> _Problem_: Scan the material for the word "hidratación", and copy each line where it shows up.

[START Task data]

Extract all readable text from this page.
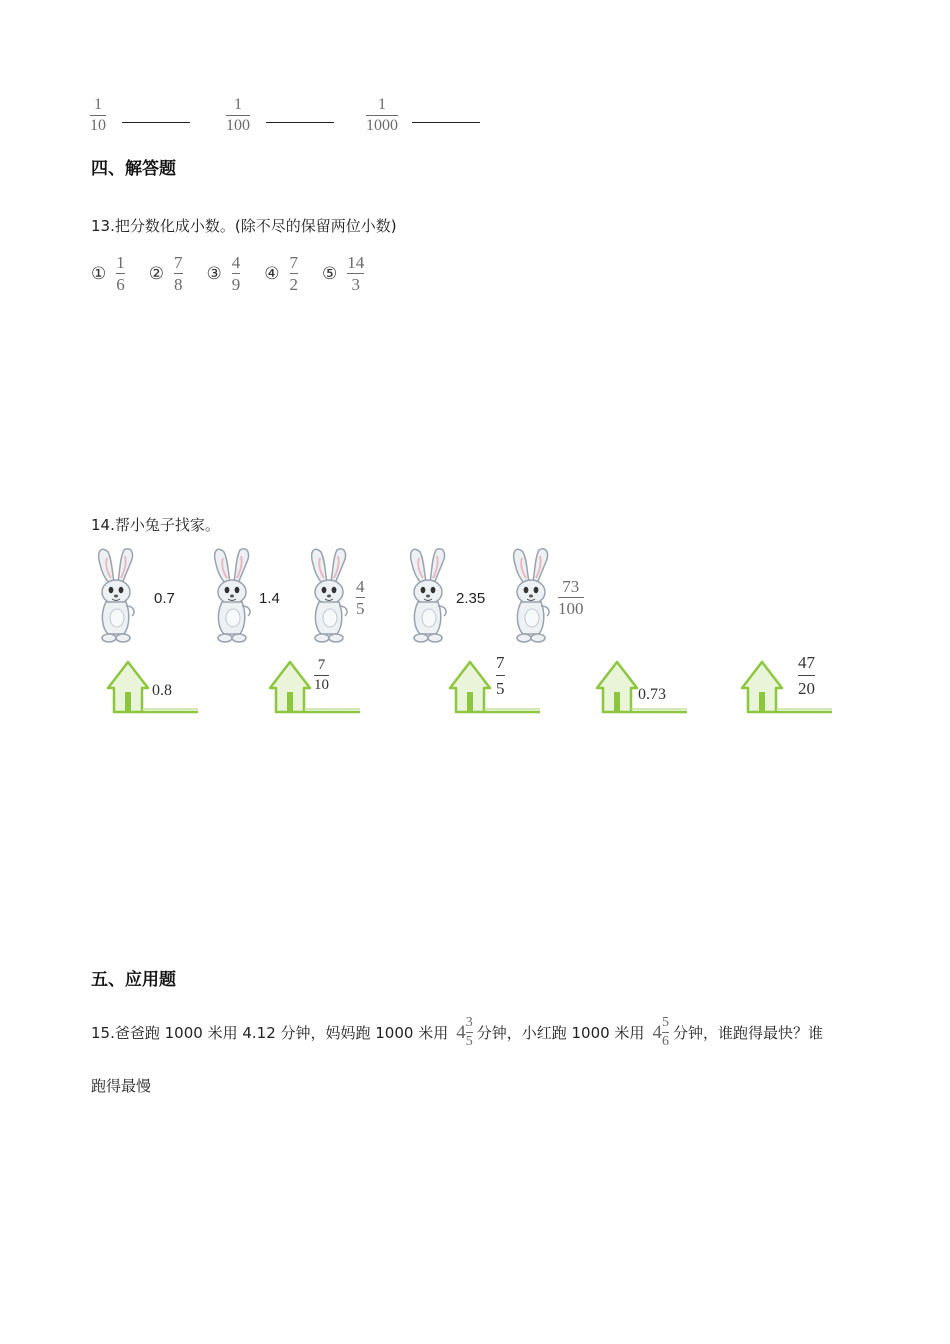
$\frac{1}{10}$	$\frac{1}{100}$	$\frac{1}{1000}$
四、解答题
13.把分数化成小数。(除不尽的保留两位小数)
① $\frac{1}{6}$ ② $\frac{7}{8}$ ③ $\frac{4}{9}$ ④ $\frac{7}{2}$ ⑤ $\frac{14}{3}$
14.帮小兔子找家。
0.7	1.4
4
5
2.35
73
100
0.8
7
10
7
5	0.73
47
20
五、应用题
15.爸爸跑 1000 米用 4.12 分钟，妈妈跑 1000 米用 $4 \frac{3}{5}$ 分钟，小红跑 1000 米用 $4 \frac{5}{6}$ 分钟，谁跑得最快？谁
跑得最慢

[END Task data]
[START Task data]

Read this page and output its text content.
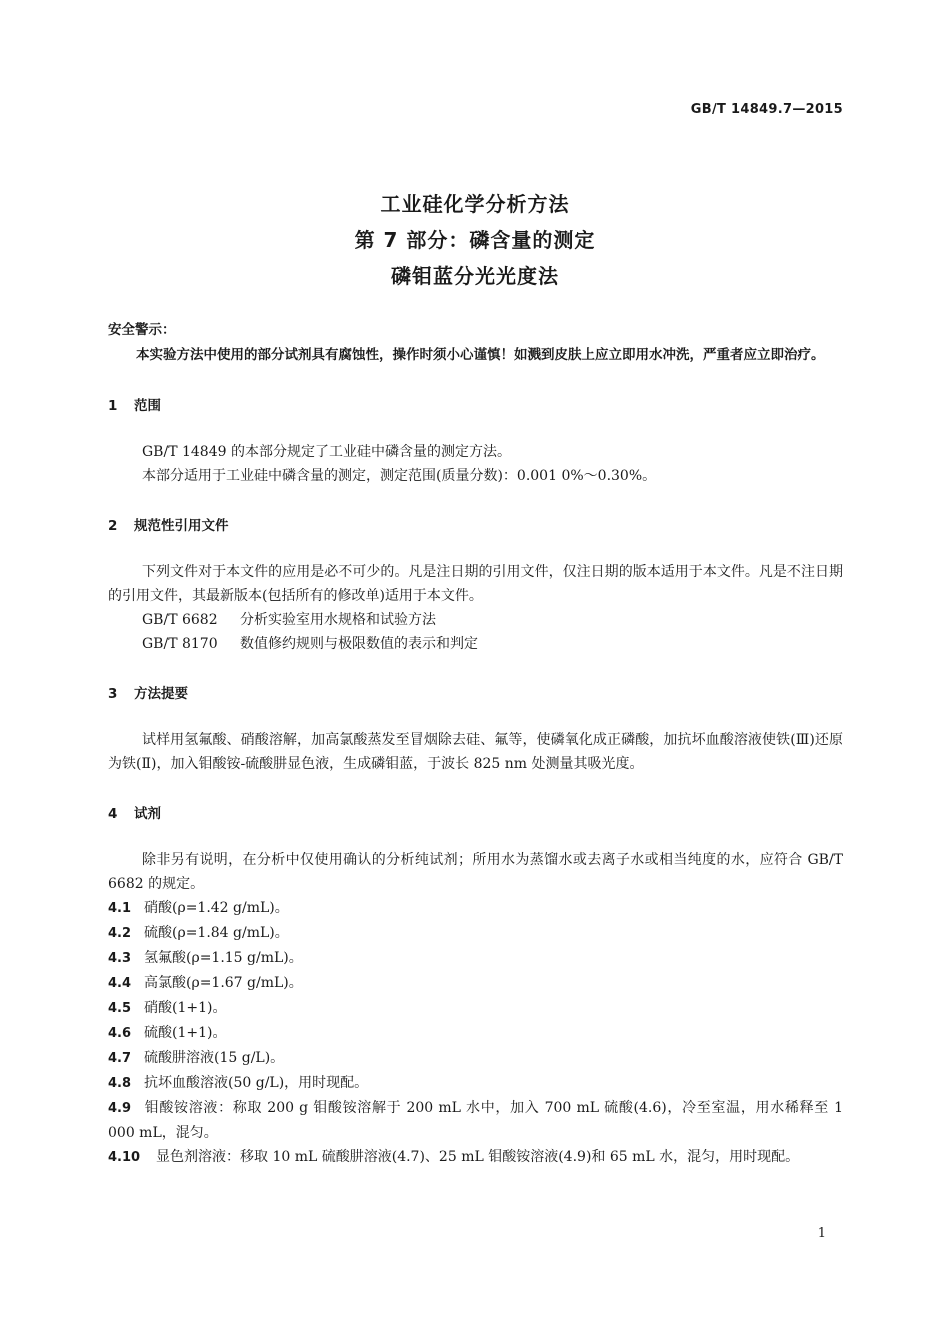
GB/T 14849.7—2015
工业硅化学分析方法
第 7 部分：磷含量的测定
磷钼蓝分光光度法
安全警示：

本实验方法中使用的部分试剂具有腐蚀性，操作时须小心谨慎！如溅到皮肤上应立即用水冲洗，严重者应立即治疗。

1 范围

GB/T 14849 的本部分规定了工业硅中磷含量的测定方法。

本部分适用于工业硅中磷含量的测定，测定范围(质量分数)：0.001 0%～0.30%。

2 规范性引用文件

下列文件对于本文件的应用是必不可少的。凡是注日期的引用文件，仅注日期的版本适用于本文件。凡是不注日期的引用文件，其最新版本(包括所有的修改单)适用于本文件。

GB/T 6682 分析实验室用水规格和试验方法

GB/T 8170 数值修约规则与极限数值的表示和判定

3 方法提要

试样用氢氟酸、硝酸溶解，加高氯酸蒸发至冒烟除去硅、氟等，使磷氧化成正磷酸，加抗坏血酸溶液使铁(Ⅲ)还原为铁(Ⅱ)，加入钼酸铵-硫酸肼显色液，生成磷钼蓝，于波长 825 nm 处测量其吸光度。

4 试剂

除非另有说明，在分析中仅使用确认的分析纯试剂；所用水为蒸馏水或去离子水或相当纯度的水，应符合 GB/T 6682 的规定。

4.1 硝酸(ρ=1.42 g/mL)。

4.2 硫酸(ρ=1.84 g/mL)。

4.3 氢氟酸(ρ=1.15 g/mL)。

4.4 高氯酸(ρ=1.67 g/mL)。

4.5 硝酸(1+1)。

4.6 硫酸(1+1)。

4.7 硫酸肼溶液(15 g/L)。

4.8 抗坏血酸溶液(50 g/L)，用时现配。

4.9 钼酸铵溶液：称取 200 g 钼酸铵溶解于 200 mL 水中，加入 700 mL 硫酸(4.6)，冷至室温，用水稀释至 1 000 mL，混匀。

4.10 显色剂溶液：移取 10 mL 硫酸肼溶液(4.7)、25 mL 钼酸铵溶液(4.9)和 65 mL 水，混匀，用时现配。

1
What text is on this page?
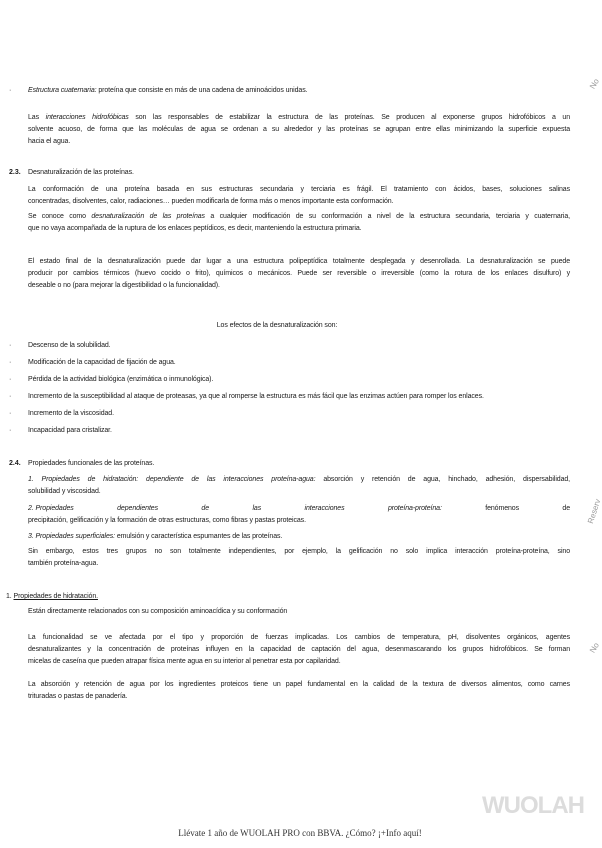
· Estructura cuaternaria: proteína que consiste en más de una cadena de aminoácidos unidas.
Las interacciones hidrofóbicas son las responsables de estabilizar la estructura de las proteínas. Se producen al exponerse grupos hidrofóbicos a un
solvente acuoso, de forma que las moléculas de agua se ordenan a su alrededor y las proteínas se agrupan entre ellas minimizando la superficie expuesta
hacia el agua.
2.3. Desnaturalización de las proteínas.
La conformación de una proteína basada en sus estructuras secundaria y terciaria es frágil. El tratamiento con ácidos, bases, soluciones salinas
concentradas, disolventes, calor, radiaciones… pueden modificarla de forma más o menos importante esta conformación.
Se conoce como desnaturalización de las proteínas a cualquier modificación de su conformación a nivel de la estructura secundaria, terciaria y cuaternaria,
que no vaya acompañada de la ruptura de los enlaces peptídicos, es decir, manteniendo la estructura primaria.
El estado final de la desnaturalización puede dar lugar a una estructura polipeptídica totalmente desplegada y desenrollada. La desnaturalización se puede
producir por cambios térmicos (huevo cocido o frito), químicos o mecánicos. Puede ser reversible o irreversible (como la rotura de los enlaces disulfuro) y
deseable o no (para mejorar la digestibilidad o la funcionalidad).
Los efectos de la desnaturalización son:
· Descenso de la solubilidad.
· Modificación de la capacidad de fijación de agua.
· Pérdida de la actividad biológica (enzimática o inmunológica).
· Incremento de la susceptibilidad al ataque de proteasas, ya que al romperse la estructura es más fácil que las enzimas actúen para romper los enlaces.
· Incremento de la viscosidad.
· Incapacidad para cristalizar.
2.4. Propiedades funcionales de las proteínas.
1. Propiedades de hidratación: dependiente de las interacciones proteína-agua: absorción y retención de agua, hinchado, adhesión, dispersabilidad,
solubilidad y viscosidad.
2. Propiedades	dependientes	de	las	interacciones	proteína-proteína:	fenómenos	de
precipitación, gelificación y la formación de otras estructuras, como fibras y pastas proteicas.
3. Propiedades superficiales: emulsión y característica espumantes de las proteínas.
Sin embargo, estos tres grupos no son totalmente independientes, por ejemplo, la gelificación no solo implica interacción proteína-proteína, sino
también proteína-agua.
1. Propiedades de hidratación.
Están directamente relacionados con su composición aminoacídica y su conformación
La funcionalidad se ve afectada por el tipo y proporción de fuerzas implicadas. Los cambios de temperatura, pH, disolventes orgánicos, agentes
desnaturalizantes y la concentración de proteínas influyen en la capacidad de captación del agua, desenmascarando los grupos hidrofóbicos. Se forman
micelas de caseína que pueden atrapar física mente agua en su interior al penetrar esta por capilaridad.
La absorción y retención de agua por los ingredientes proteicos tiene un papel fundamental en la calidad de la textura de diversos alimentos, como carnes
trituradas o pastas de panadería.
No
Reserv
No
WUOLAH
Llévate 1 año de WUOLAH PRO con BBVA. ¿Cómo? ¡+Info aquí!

[END Task data]

> _Exercise solution_:
1. Propiedades de hidratación: dependiente de las interacciones proteína-agua: absorción y retención de agua, hinchado, adhesión, dispersabilidad,
1. Propiedades de hidratación.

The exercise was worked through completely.